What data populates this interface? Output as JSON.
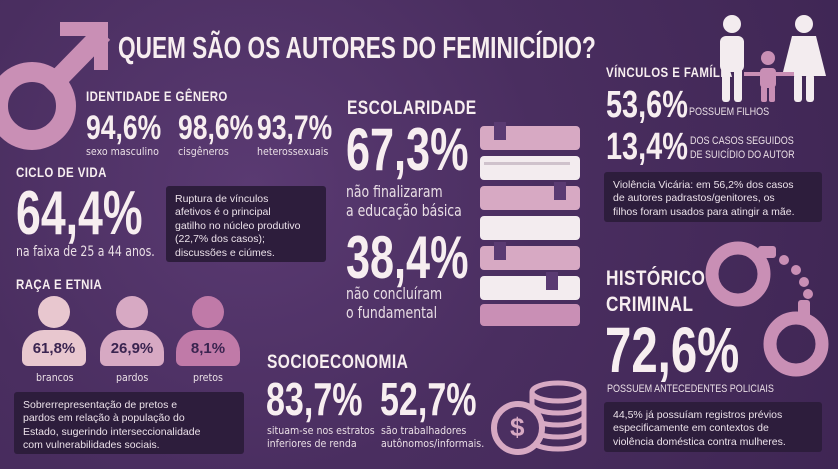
{
  "title": "QUEM SÃO OS AUTORES DO FEMINICÍDIO?",
  "identidade": {
    "heading": "IDENTIDADE E GÊNERO",
    "stats": [
      {
        "value": "94,6%",
        "label": "sexo masculino"
      },
      {
        "value": "98,6%",
        "label": "cisgêneros"
      },
      {
        "value": "93,7%",
        "label": "heterossexuais"
      }
    ]
  },
  "ciclo": {
    "heading": "CICLO DE VIDA",
    "value": "64,4%",
    "label": "na faixa de 25 a 44 anos.",
    "note": [
      "Ruptura de vínculos",
      "afetivos é o principal",
      "gatilho no núcleo produtivo",
      "(22,7% dos casos);",
      "discussões e ciúmes."
    ]
  },
  "raca": {
    "heading": "RAÇA E ETNIA",
    "groups": [
      {
        "value": "61,8%",
        "label": "brancos",
        "color": "#e8c7cf"
      },
      {
        "value": "26,9%",
        "label": "pardos",
        "color": "#d7a9c3"
      },
      {
        "value": "8,1%",
        "label": "pretos",
        "color": "#c07aa8"
      }
    ],
    "note": [
      "Sobrerrepresentação de pretos e",
      "pardos em relação à população do",
      "Estado, sugerindo interseccionalidade",
      "com vulnerabilidades sociais."
    ]
  },
  "escolaridade": {
    "heading": "ESCOLARIDADE",
    "value1": "67,3%",
    "label1": [
      "não finalizaram",
      "a educação básica"
    ],
    "value2": "38,4%",
    "label2": [
      "não concluíram",
      "o fundamental"
    ]
  },
  "socioeconomia": {
    "heading": "SOCIOECONOMIA",
    "stats": [
      {
        "value": "83,7%",
        "label": [
          "situam-se nos estratos",
          "inferiores de renda"
        ]
      },
      {
        "value": "52,7%",
        "label": [
          "são trabalhadores",
          "autônomos/informais."
        ]
      }
    ],
    "coin_symbol": "$"
  },
  "vinculos": {
    "heading": "VÍNCULOS E FAMÍLIA",
    "stat1": {
      "value": "53,6%",
      "label": "POSSUEM FILHOS"
    },
    "stat2": {
      "value": "13,4%",
      "label": [
        "DOS CASOS SEGUIDOS",
        "DE SUICÍDIO DO AUTOR"
      ]
    },
    "note": [
      "Violência Vicária: em 56,2% dos casos",
      "de autores padrastos/genitores, os",
      "filhos foram usados para atingir a mãe."
    ]
  },
  "historico": {
    "heading": [
      "HISTÓRICO",
      "CRIMINAL"
    ],
    "value": "72,6%",
    "label": "POSSUEM ANTECEDENTES POLICIAIS",
    "note": [
      "44,5% já possuíam registros prévios",
      "especificamente em contextos de",
      "violência doméstica contra mulheres."
    ]
  },
  "colors": {
    "background": "#4b2f61",
    "accent_pink": "#c98fb5",
    "panel": "#2d1d3c",
    "text": "#f7eef0"
  },
  "icons": [
    "male-symbol-icon",
    "books-icon",
    "coins-icon",
    "family-icon",
    "handcuffs-icon"
  ]
}
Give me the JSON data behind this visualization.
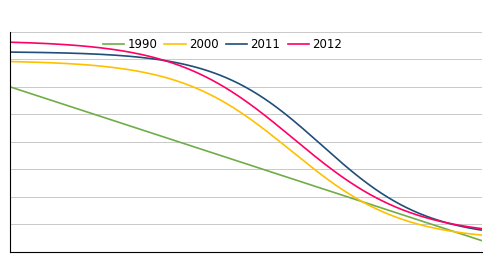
{
  "legend_labels": [
    "1990",
    "2000",
    "2011",
    "2012"
  ],
  "colors": {
    "1990": "#70AD47",
    "2000": "#FFC000",
    "2011": "#1F4E79",
    "2012": "#FF0066"
  },
  "background_color": "#FFFFFF",
  "grid_color": "#C0C0C0",
  "figsize": [
    4.92,
    2.65
  ],
  "dpi": 100,
  "legend_fontsize": 8.5
}
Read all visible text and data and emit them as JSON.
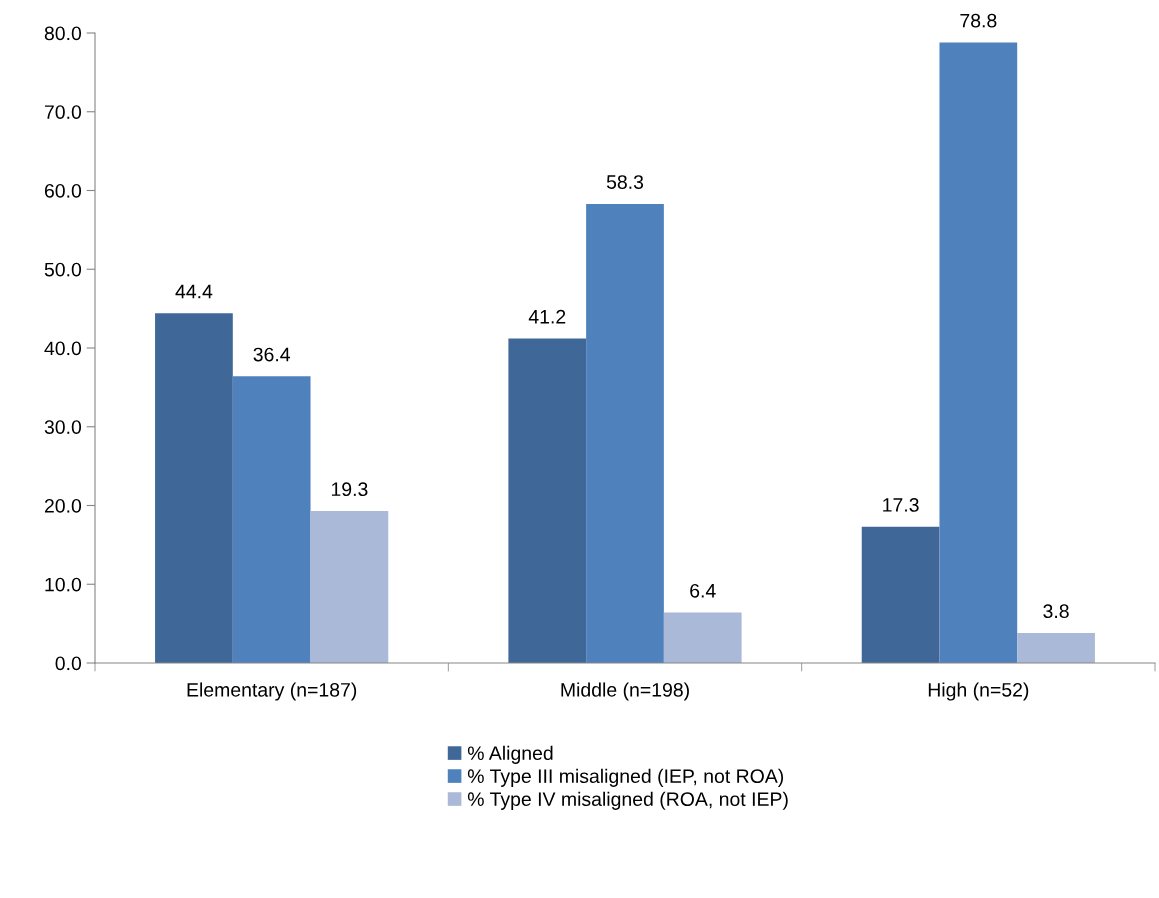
{
  "chart_data": {
    "type": "bar",
    "categories": [
      "Elementary (n=187)",
      "Middle (n=198)",
      "High (n=52)"
    ],
    "series": [
      {
        "name": "% Aligned",
        "color": "#3f6899",
        "values": [
          44.4,
          41.2,
          17.3
        ]
      },
      {
        "name": "% Type III misaligned (IEP, not ROA)",
        "color": "#4f81bd",
        "values": [
          36.4,
          58.3,
          78.8
        ]
      },
      {
        "name": "% Type IV misaligned (ROA, not IEP)",
        "color": "#aab9d7",
        "values": [
          19.3,
          6.4,
          3.8
        ]
      }
    ],
    "ylim": [
      0,
      80
    ],
    "yticks": [
      {
        "value": 0,
        "label": "0.0"
      },
      {
        "value": 10,
        "label": "10.0"
      },
      {
        "value": 20,
        "label": "20.0"
      },
      {
        "value": 30,
        "label": "30.0"
      },
      {
        "value": 40,
        "label": "40.0"
      },
      {
        "value": 50,
        "label": "50.0"
      },
      {
        "value": 60,
        "label": "60.0"
      },
      {
        "value": 70,
        "label": "70.0"
      },
      {
        "value": 80,
        "label": "80.0"
      }
    ],
    "data_labels": true,
    "grid": false,
    "legend": "bottom"
  }
}
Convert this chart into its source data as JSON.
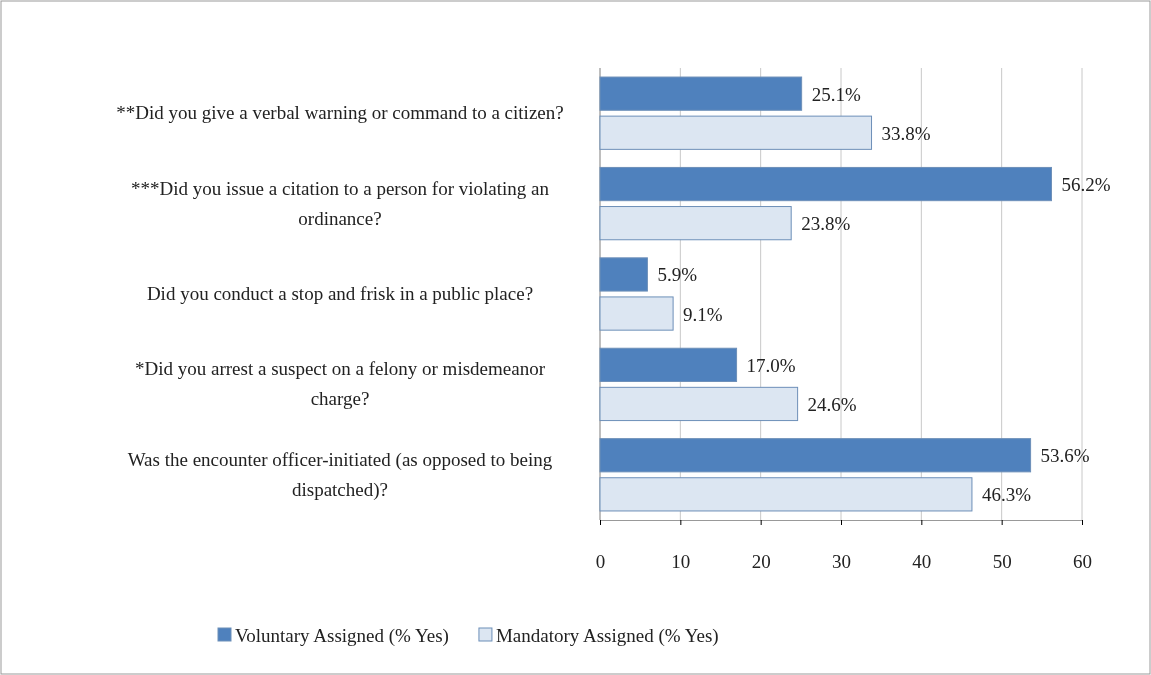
{
  "chart_data": {
    "type": "bar",
    "orientation": "horizontal",
    "categories": [
      "**Did you give a verbal warning or command to a citizen?",
      "***Did you issue a citation to a person for violating an ordinance?",
      "Did you conduct a stop and frisk in a public place?",
      "*Did you arrest a suspect on a felony or misdemeanor charge?",
      "Was the encounter officer-initiated (as opposed to being dispatched)?"
    ],
    "series": [
      {
        "name": "Voluntary Assigned (% Yes)",
        "color": "#4f81bd",
        "values": [
          25.1,
          56.2,
          5.9,
          17.0,
          53.6
        ],
        "value_labels": [
          "25.1%",
          "56.2%",
          "5.9%",
          "17.0%",
          "53.6%"
        ]
      },
      {
        "name": "Mandatory Assigned (% Yes)",
        "color": "#dce6f2",
        "values": [
          33.8,
          23.8,
          9.1,
          24.6,
          46.3
        ],
        "value_labels": [
          "33.8%",
          "23.8%",
          "9.1%",
          "24.6%",
          "46.3%"
        ]
      }
    ],
    "xlim": [
      0,
      60
    ],
    "xticks": [
      0,
      10,
      20,
      30,
      40,
      50,
      60
    ],
    "grid": "x",
    "legend": "bottom"
  }
}
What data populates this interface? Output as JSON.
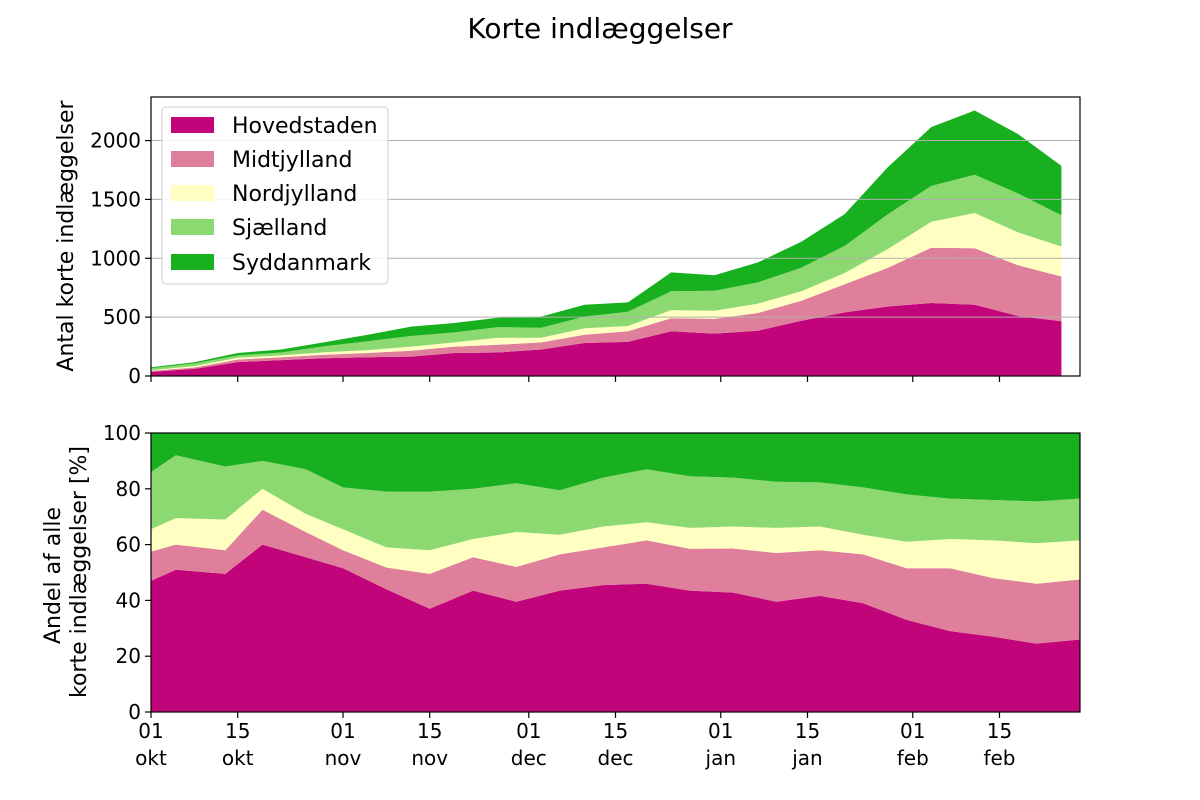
{
  "figure_title": "Korte indlæggelser",
  "chart_data": [
    {
      "type": "area",
      "stacked": true,
      "title": "",
      "xlabel": "",
      "ylabel": "Antal korte indlæggelser",
      "x": [
        "2020-10-01",
        "2020-10-08",
        "2020-10-15",
        "2020-10-22",
        "2020-10-29",
        "2020-11-05",
        "2020-11-12",
        "2020-11-19",
        "2020-11-26",
        "2020-12-03",
        "2020-12-10",
        "2020-12-17",
        "2020-12-24",
        "2020-12-31",
        "2021-01-07",
        "2021-01-14",
        "2021-01-21",
        "2021-01-28",
        "2021-02-04",
        "2021-02-11",
        "2021-02-18",
        "2021-02-25"
      ],
      "series": [
        {
          "name": "Hovedstaden",
          "values": [
            35,
            60,
            118,
            135,
            150,
            160,
            165,
            195,
            200,
            225,
            280,
            290,
            380,
            360,
            385,
            470,
            540,
            590,
            620,
            605,
            510,
            465
          ]
        },
        {
          "name": "Midtjylland",
          "values": [
            8,
            12,
            22,
            25,
            30,
            35,
            50,
            55,
            65,
            60,
            70,
            90,
            110,
            125,
            150,
            170,
            240,
            330,
            470,
            480,
            430,
            380
          ]
        },
        {
          "name": "Nordjylland",
          "values": [
            6,
            12,
            15,
            15,
            22,
            25,
            35,
            35,
            60,
            40,
            55,
            45,
            70,
            70,
            80,
            80,
            95,
            160,
            220,
            300,
            280,
            255
          ]
        },
        {
          "name": "Sjælland",
          "values": [
            16,
            22,
            20,
            25,
            50,
            75,
            90,
            85,
            90,
            85,
            100,
            120,
            160,
            170,
            180,
            200,
            230,
            295,
            305,
            325,
            330,
            265
          ]
        },
        {
          "name": "Syddanmark",
          "values": [
            10,
            10,
            20,
            25,
            35,
            55,
            80,
            80,
            80,
            95,
            100,
            80,
            160,
            130,
            170,
            220,
            270,
            400,
            500,
            545,
            505,
            420
          ]
        }
      ],
      "ylim": [
        0,
        2370
      ],
      "yticks": [
        0,
        500,
        1000,
        1500,
        2000
      ],
      "grid": "horizontal",
      "legend": "top-left"
    },
    {
      "type": "area",
      "stacked": true,
      "title": "",
      "xlabel": "",
      "ylabel": [
        "Andel af alle",
        "korte indlæggelser [%]"
      ],
      "x": [
        "2020-10-01",
        "2020-10-05",
        "2020-10-13",
        "2020-10-19",
        "2020-10-26",
        "2020-11-01",
        "2020-11-08",
        "2020-11-15",
        "2020-11-22",
        "2020-11-29",
        "2020-12-06",
        "2020-12-13",
        "2020-12-20",
        "2020-12-27",
        "2021-01-03",
        "2021-01-10",
        "2021-01-17",
        "2021-01-24",
        "2021-01-31",
        "2021-02-07",
        "2021-02-14",
        "2021-02-21",
        "2021-02-28"
      ],
      "series": [
        {
          "name": "Hovedstaden",
          "values": [
            47,
            51,
            49.5,
            60,
            55.5,
            51.5,
            44,
            37,
            43.5,
            39.5,
            43.5,
            45.5,
            46,
            43.5,
            42.8,
            39.5,
            41.6,
            39,
            33,
            29,
            27,
            24.5,
            26
          ]
        },
        {
          "name": "Midtjylland",
          "values": [
            10.5,
            9,
            8.5,
            12.5,
            9,
            6.5,
            7.8,
            12.5,
            12,
            12.5,
            13,
            13.5,
            15.5,
            15,
            15.8,
            17.5,
            16.4,
            17.5,
            18.5,
            22.5,
            21,
            21.5,
            21.5
          ]
        },
        {
          "name": "Nordjylland",
          "values": [
            8,
            9.5,
            11,
            7.5,
            6.5,
            7.5,
            7.2,
            8.5,
            6.5,
            12.5,
            7,
            7.5,
            6.5,
            7.5,
            7.9,
            9,
            8.5,
            7,
            9.5,
            10.5,
            13.5,
            14.5,
            14
          ]
        },
        {
          "name": "Sjælland",
          "values": [
            20.5,
            22.5,
            19,
            10,
            16,
            15,
            20,
            21,
            18,
            17.5,
            16,
            17.5,
            19,
            18.5,
            17.5,
            16.5,
            15.8,
            17,
            17,
            14.5,
            14.5,
            15,
            15
          ]
        },
        {
          "name": "Syddanmark",
          "values": [
            14,
            8,
            12,
            10,
            13,
            19.5,
            21,
            21,
            20,
            18,
            20.5,
            16,
            13,
            15.5,
            16,
            17.5,
            17.7,
            19.5,
            22,
            23.5,
            24,
            24.5,
            23.5
          ]
        }
      ],
      "ylim": [
        0,
        100
      ],
      "yticks": [
        0,
        20,
        40,
        60,
        80,
        100
      ],
      "grid": "none"
    }
  ],
  "xaxis": {
    "range": [
      "2020-10-01",
      "2021-02-28"
    ],
    "ticks": [
      {
        "date": "2020-10-01",
        "day": "01",
        "month": "okt"
      },
      {
        "date": "2020-10-15",
        "day": "15",
        "month": "okt"
      },
      {
        "date": "2020-11-01",
        "day": "01",
        "month": "nov"
      },
      {
        "date": "2020-11-15",
        "day": "15",
        "month": "nov"
      },
      {
        "date": "2020-12-01",
        "day": "01",
        "month": "dec"
      },
      {
        "date": "2020-12-15",
        "day": "15",
        "month": "dec"
      },
      {
        "date": "2021-01-01",
        "day": "01",
        "month": "jan"
      },
      {
        "date": "2021-01-15",
        "day": "15",
        "month": "jan"
      },
      {
        "date": "2021-02-01",
        "day": "01",
        "month": "feb"
      },
      {
        "date": "2021-02-15",
        "day": "15",
        "month": "feb"
      }
    ]
  },
  "colors": {
    "Hovedstaden": "#c2047a",
    "Midtjylland": "#df7f9b",
    "Nordjylland": "#ffffc2",
    "Sjælland": "#8dd971",
    "Syddanmark": "#18b01e"
  }
}
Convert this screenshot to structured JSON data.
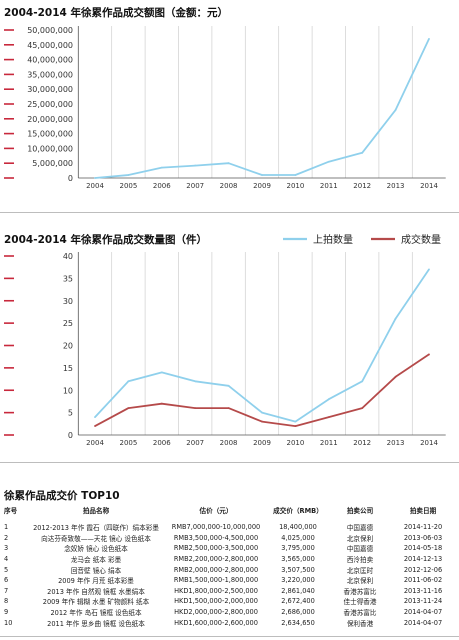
{
  "chart_data": [
    {
      "type": "line",
      "title": "2004-2014 年徐累作品成交额图（金额：元）",
      "categories": [
        "2004",
        "2005",
        "2006",
        "2007",
        "2008",
        "2009",
        "2010",
        "2011",
        "2012",
        "2013",
        "2014"
      ],
      "y_ticks": [
        "0",
        "5,000,000",
        "10,000,000",
        "15,000,000",
        "20,000,000",
        "25,000,000",
        "30,000,000",
        "35,000,000",
        "40,000,000",
        "45,000,000",
        "50,000,000"
      ],
      "ylim": [
        0,
        50000000
      ],
      "grid": "vertical",
      "series": [
        {
          "color": "#8fd0ec",
          "values": [
            0,
            1000000,
            3500000,
            4200000,
            5000000,
            1000000,
            1000000,
            5500000,
            8500000,
            23000000,
            47000000
          ]
        }
      ]
    },
    {
      "type": "line",
      "title": "2004-2014 年徐累作品成交数量图（件）",
      "categories": [
        "2004",
        "2005",
        "2006",
        "2007",
        "2008",
        "2009",
        "2010",
        "2011",
        "2012",
        "2013",
        "2014"
      ],
      "y_ticks": [
        "0",
        "5",
        "10",
        "15",
        "20",
        "25",
        "30",
        "35",
        "40"
      ],
      "ylim": [
        0,
        40
      ],
      "grid": "vertical",
      "legend": "top-right",
      "series": [
        {
          "name": "上拍数量",
          "color": "#8fd0ec",
          "values": [
            4,
            12,
            14,
            12,
            11,
            5,
            3,
            8,
            12,
            26,
            37
          ]
        },
        {
          "name": "成交数量",
          "color": "#b54a4a",
          "values": [
            2,
            6,
            7,
            6,
            6,
            3,
            2,
            4,
            6,
            13,
            18
          ]
        }
      ]
    },
    {
      "type": "table",
      "title": "徐累作品成交价 TOP10",
      "columns": [
        "序号",
        "拍品名称",
        "估价（元）",
        "成交价（RMB）",
        "拍卖公司",
        "拍卖日期"
      ],
      "rows": [
        [
          "1",
          "2012-2013 年作 霞石（四联作）绢本彩墨",
          "RMB7,000,000-10,000,000",
          "18,400,000",
          "中国嘉德",
          "2014-11-20"
        ],
        [
          "2",
          "向达芬奇致敬——天花 镜心 设色纸本",
          "RMB3,500,000-4,500,000",
          "4,025,000",
          "北京保利",
          "2013-06-03"
        ],
        [
          "3",
          "念奴娇 镜心 设色纸本",
          "RMB2,500,000-3,500,000",
          "3,795,000",
          "中国嘉德",
          "2014-05-18"
        ],
        [
          "4",
          "龙马会 纸本 彩墨",
          "RMB2,200,000-2,800,000",
          "3,565,000",
          "西泠拍卖",
          "2014-12-13"
        ],
        [
          "5",
          "回音壁 镜心 绢本",
          "RMB2,000,000-2,800,000",
          "3,507,500",
          "北京匡时",
          "2012-12-06"
        ],
        [
          "6",
          "2009 年作 月荒 纸本彩墨",
          "RMB1,500,000-1,800,000",
          "3,220,000",
          "北京保利",
          "2011-06-02"
        ],
        [
          "7",
          "2013 年作 自然观 镜框 水墨绢本",
          "HKD1,800,000-2,500,000",
          "2,861,040",
          "香港苏富比",
          "2013-11-16"
        ],
        [
          "8",
          "2009 年作 辑糊 水墨 矿物颜料 纸本",
          "HKD1,500,000-2,000,000",
          "2,672,400",
          "佳士得香港",
          "2013-11-24"
        ],
        [
          "9",
          "2012 年作 岛石 镜框 设色纸本",
          "HKD2,000,000-2,800,000",
          "2,686,000",
          "香港苏富比",
          "2014-04-07"
        ],
        [
          "10",
          "2011 年作 思乡曲 镜框 设色纸本",
          "HKD1,600,000-2,600,000",
          "2,634,650",
          "保利香港",
          "2014-04-07"
        ]
      ]
    }
  ],
  "colors": {
    "accent": "#c8283c",
    "light_line": "#8fd0ec",
    "dark_line": "#b54a4a",
    "grid": "#cfcfcf"
  }
}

[TASK INSTRUCTIONS] Find the lines above that contain the word "Convert" and collect them.

[COMPLETE OUTPUT]
Convert this chart into its source data as JSON.
Convert this screenshot to structured JSON data.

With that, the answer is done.